### Instructions to follow
Write out all the entries word for word and omit any pictures.

### Extracted records
/---
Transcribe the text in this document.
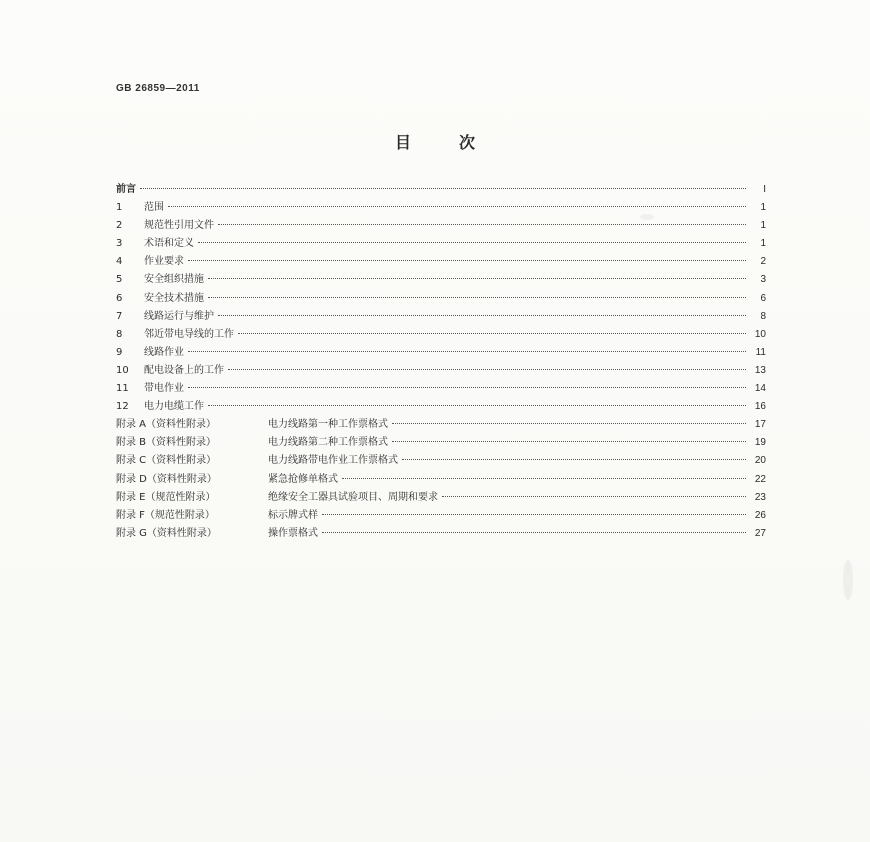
GB 26859—2011
目	次
前言	I
1	范围	1
2	规范性引用文件	1
3	术语和定义	1
4	作业要求	2
5	安全组织措施	3
6	安全技术措施	6
7	线路运行与维护	8
8	邻近带电导线的工作	10
9	线路作业	11
10	配电设备上的工作	13
11	带电作业	14
12	电力电缆工作	16
附录 A（资料性附录）	电力线路第一种工作票格式	17
附录 B（资料性附录）	电力线路第二种工作票格式	19
附录 C（资料性附录）	电力线路带电作业工作票格式	20
附录 D（资料性附录）	紧急抢修单格式	22
附录 E（规范性附录）	绝缘安全工器具试验项目、周期和要求	23
附录 F（规范性附录）	标示牌式样	26
附录 G（资料性附录）	操作票格式	27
\---
### Completed task
Transcribe the text in this document.
GB 26859—2011
目	次
前言	I
1	范围	1
2	规范性引用文件	1
3	术语和定义	1
4	作业要求	2
5	安全组织措施	3
6	安全技术措施	6
7	线路运行与维护	8
8	邻近带电导线的工作	10
9	线路作业	11
10	配电设备上的工作	13
11	带电作业	14
12	电力电缆工作	16
附录 A（资料性附录）	电力线路第一种工作票格式	17
附录 B（资料性附录）	电力线路第二种工作票格式	19
附录 C（资料性附录）	电力线路带电作业工作票格式	20
附录 D（资料性附录）	紧急抢修单格式	22
附录 E（规范性附录）	绝缘安全工器具试验项目、周期和要求	23
附录 F（规范性附录）	标示牌式样	26
附录 G（资料性附录）	操作票格式	27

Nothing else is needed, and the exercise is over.